__Task statement__. Take the material below and write it all out again exactly.

[Records from a data collection]
_ _ _ _ _ _ _
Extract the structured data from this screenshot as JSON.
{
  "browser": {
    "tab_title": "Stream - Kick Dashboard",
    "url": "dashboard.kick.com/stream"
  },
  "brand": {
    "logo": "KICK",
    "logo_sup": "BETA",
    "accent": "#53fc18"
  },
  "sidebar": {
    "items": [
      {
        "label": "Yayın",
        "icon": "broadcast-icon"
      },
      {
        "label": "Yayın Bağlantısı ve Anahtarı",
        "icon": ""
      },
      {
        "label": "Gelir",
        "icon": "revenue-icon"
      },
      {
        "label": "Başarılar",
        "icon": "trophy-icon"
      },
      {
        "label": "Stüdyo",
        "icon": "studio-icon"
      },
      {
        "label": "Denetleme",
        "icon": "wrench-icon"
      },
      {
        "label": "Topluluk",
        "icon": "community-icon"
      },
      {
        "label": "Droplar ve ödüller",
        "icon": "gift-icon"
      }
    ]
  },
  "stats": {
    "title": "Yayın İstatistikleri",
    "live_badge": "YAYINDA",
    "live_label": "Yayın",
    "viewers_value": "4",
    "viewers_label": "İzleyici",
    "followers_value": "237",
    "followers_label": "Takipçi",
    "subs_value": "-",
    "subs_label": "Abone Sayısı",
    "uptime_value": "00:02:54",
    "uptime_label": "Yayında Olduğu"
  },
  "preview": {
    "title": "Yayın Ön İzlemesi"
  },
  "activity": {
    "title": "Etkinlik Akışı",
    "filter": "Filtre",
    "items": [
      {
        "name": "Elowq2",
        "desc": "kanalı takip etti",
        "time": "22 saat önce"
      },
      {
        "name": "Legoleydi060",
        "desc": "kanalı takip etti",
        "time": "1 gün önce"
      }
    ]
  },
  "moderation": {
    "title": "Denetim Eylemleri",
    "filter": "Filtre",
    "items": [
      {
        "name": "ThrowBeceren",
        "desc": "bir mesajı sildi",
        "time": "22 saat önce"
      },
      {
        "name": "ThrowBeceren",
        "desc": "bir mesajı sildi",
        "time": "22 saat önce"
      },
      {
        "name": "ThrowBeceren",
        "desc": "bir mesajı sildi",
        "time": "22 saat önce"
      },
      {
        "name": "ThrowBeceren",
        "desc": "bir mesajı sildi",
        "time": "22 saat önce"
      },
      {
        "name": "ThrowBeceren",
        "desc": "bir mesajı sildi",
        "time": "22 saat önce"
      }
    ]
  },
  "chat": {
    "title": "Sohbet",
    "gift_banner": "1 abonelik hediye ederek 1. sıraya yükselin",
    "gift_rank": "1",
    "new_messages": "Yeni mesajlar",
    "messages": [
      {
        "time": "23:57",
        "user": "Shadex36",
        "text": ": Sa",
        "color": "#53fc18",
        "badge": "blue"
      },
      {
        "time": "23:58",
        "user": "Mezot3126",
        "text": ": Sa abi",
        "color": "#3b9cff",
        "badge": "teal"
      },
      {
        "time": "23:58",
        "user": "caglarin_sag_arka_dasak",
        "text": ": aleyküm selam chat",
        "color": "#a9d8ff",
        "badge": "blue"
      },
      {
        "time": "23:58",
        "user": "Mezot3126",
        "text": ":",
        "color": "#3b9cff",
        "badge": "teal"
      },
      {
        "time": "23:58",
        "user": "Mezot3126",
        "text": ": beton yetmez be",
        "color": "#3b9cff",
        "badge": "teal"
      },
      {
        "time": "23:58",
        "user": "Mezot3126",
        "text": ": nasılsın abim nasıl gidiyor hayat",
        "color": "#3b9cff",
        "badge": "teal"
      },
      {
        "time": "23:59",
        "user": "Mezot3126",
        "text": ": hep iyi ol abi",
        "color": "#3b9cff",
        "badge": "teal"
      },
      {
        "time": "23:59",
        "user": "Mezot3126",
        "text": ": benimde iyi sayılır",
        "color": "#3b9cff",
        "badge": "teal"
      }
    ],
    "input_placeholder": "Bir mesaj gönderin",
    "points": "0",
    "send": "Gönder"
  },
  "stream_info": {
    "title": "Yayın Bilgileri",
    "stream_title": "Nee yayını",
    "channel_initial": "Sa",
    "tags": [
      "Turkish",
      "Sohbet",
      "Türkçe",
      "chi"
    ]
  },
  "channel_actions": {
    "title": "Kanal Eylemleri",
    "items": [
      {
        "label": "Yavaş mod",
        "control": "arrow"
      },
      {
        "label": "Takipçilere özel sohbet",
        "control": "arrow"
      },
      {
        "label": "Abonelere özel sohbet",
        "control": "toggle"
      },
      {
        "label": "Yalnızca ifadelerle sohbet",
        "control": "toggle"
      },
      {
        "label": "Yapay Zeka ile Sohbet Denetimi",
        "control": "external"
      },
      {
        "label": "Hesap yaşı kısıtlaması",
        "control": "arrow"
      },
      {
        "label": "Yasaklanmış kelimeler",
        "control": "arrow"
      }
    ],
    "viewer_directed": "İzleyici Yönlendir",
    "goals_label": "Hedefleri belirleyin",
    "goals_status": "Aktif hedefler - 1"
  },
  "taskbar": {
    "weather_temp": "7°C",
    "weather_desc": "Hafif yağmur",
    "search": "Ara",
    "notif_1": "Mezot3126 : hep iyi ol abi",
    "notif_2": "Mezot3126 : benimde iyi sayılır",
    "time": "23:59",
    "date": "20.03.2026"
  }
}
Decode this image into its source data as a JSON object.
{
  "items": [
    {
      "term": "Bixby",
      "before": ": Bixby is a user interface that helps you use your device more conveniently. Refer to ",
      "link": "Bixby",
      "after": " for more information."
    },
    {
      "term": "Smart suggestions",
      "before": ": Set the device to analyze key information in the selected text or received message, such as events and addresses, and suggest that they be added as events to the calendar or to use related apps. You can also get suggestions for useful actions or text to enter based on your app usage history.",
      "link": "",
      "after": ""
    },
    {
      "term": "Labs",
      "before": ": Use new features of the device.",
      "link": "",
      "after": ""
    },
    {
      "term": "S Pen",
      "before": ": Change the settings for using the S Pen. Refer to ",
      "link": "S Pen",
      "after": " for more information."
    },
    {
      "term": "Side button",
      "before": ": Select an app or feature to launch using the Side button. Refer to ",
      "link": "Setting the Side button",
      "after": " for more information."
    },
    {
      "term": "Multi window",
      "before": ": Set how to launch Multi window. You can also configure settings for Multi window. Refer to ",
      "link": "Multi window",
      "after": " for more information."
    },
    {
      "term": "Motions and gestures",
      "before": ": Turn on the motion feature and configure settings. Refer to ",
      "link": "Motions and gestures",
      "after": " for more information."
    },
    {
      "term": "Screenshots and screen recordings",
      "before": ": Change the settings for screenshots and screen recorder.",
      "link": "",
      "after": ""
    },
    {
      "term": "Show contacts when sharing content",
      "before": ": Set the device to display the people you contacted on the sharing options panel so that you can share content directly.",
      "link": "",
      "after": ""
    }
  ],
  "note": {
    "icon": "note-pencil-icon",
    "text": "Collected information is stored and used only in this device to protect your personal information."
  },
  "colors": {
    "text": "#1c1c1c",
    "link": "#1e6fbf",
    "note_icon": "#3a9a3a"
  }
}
_ _ _ _ _ _ _
__Output of the task__.
Extract the structured data from this screenshot as JSON.
{
  "browser": {
    "tab_title": "Stream - Kick Dashboard",
    "url": "dashboard.kick.com/stream"
  },
  "brand": {
    "logo": "KICK",
    "logo_sup": "BETA",
    "accent": "#53fc18"
  },
  "sidebar": {
    "items": [
      {
        "label": "Yayın",
        "icon": "broadcast-icon"
      },
      {
        "label": "Yayın Bağlantısı ve Anahtarı",
        "icon": ""
      },
      {
        "label": "Gelir",
        "icon": "revenue-icon"
      },
      {
        "label": "Başarılar",
        "icon": "trophy-icon"
      },
      {
        "label": "Stüdyo",
        "icon": "studio-icon"
      },
      {
        "label": "Denetleme",
        "icon": "wrench-icon"
      },
      {
        "label": "Topluluk",
        "icon": "community-icon"
      },
      {
        "label": "Droplar ve ödüller",
        "icon": "gift-icon"
      }
    ]
  },
  "stats": {
    "title": "Yayın İstatistikleri",
    "live_badge": "YAYINDA",
    "live_label": "Yayın",
    "viewers_value": "4",
    "viewers_label": "İzleyici",
    "followers_value": "237",
    "followers_label": "Takipçi",
    "subs_value": "-",
    "subs_label": "Abone Sayısı",
    "uptime_value": "00:02:54",
    "uptime_label": "Yayında Olduğu"
  },
  "preview": {
    "title": "Yayın Ön İzlemesi"
  },
  "activity": {
    "title": "Etkinlik Akışı",
    "filter": "Filtre",
    "items": [
      {
        "name": "Elowq2",
        "desc": "kanalı takip etti",
        "time": "22 saat önce"
      },
      {
        "name": "Legoleydi060",
        "desc": "kanalı takip etti",
        "time": "1 gün önce"
      }
    ]
  },
  "moderation": {
    "title": "Denetim Eylemleri",
    "filter": "Filtre",
    "items": [
      {
        "name": "ThrowBeceren",
        "desc": "bir mesajı sildi",
        "time": "22 saat önce"
      },
      {
        "name": "ThrowBeceren",
        "desc": "bir mesajı sildi",
        "time": "22 saat önce"
      },
      {
        "name": "ThrowBeceren",
        "desc": "bir mesajı sildi",
        "time": "22 saat önce"
      },
      {
        "name": "ThrowBeceren",
        "desc": "bir mesajı sildi",
        "time": "22 saat önce"
      },
      {
        "name": "ThrowBeceren",
        "desc": "bir mesajı sildi",
        "time": "22 saat önce"
      }
    ]
  },
  "chat": {
    "title": "Sohbet",
    "gift_banner": "1 abonelik hediye ederek 1. sıraya yükselin",
    "gift_rank": "1",
    "new_messages": "Yeni mesajlar",
    "messages": [
      {
        "time": "23:57",
        "user": "Shadex36",
        "text": ": Sa",
        "color": "#53fc18",
        "badge": "blue"
      },
      {
        "time": "23:58",
        "user": "Mezot3126",
        "text": ": Sa abi",
        "color": "#3b9cff",
        "badge": "teal"
      },
      {
        "time": "23:58",
        "user": "caglarin_sag_arka_dasak",
        "text": ": aleyküm selam chat",
        "color": "#a9d8ff",
        "badge": "blue"
      },
      {
        "time": "23:58",
        "user": "Mezot3126",
        "text": ":",
        "color": "#3b9cff",
        "badge": "teal"
      },
      {
        "time": "23:58",
        "user": "Mezot3126",
        "text": ": beton yetmez be",
        "color": "#3b9cff",
        "badge": "teal"
      },
      {
        "time": "23:58",
        "user": "Mezot3126",
        "text": ": nasılsın abim nasıl gidiyor hayat",
        "color": "#3b9cff",
        "badge": "teal"
      },
      {
        "time": "23:59",
        "user": "Mezot3126",
        "text": ": hep iyi ol abi",
        "color": "#3b9cff",
        "badge": "teal"
      },
      {
        "time": "23:59",
        "user": "Mezot3126",
        "text": ": benimde iyi sayılır",
        "color": "#3b9cff",
        "badge": "teal"
      }
    ],
    "input_placeholder": "Bir mesaj gönderin",
    "points": "0",
    "send": "Gönder"
  },
  "stream_info": {
    "title": "Yayın Bilgileri",
    "stream_title": "Nee yayını",
    "channel_initial": "Sa",
    "tags": [
      "Turkish",
      "Sohbet",
      "Türkçe",
      "chi"
    ]
  },
  "channel_actions": {
    "title": "Kanal Eylemleri",
    "items": [
      {
        "label": "Yavaş mod",
        "control": "arrow"
      },
      {
        "label": "Takipçilere özel sohbet",
        "control": "arrow"
      },
      {
        "label": "Abonelere özel sohbet",
        "control": "toggle"
      },
      {
        "label": "Yalnızca ifadelerle sohbet",
        "control": "toggle"
      },
      {
        "label": "Yapay Zeka ile Sohbet Denetimi",
        "control": "external"
      },
      {
        "label": "Hesap yaşı kısıtlaması",
        "control": "arrow"
      },
      {
        "label": "Yasaklanmış kelimeler",
        "control": "arrow"
      }
    ],
    "viewer_directed": "İzleyici Yönlendir",
    "goals_label": "Hedefleri belirleyin",
    "goals_status": "Aktif hedefler - 1"
  },
  "taskbar": {
    "weather_temp": "7°C",
    "weather_desc": "Hafif yağmur",
    "search": "Ara",
    "notif_1": "Mezot3126 : hep iyi ol abi",
    "notif_2": "Mezot3126 : benimde iyi sayılır",
    "time": "23:59",
    "date": "20.03.2026"
  }
}
Decode this image into its source data as a JSON object.
{
  "items": [
    {
      "term": "Bixby",
      "before": ": Bixby is a user interface that helps you use your device more conveniently. Refer to ",
      "link": "Bixby",
      "after": " for more information."
    },
    {
      "term": "Smart suggestions",
      "before": ": Set the device to analyze key information in the selected text or received message, such as events and addresses, and suggest that they be added as events to the calendar or to use related apps. You can also get suggestions for useful actions or text to enter based on your app usage history.",
      "link": "",
      "after": ""
    },
    {
      "term": "Labs",
      "before": ": Use new features of the device.",
      "link": "",
      "after": ""
    },
    {
      "term": "S Pen",
      "before": ": Change the settings for using the S Pen. Refer to ",
      "link": "S Pen",
      "after": " for more information."
    },
    {
      "term": "Side button",
      "before": ": Select an app or feature to launch using the Side button. Refer to ",
      "link": "Setting the Side button",
      "after": " for more information."
    },
    {
      "term": "Multi window",
      "before": ": Set how to launch Multi window. You can also configure settings for Multi window. Refer to ",
      "link": "Multi window",
      "after": " for more information."
    },
    {
      "term": "Motions and gestures",
      "before": ": Turn on the motion feature and configure settings. Refer to ",
      "link": "Motions and gestures",
      "after": " for more information."
    },
    {
      "term": "Screenshots and screen recordings",
      "before": ": Change the settings for screenshots and screen recorder.",
      "link": "",
      "after": ""
    },
    {
      "term": "Show contacts when sharing content",
      "before": ": Set the device to display the people you contacted on the sharing options panel so that you can share content directly.",
      "link": "",
      "after": ""
    }
  ],
  "note": {
    "icon": "note-pencil-icon",
    "text": "Collected information is stored and used only in this device to protect your personal information."
  },
  "colors": {
    "text": "#1c1c1c",
    "link": "#1e6fbf",
    "note_icon": "#3a9a3a"
  }
}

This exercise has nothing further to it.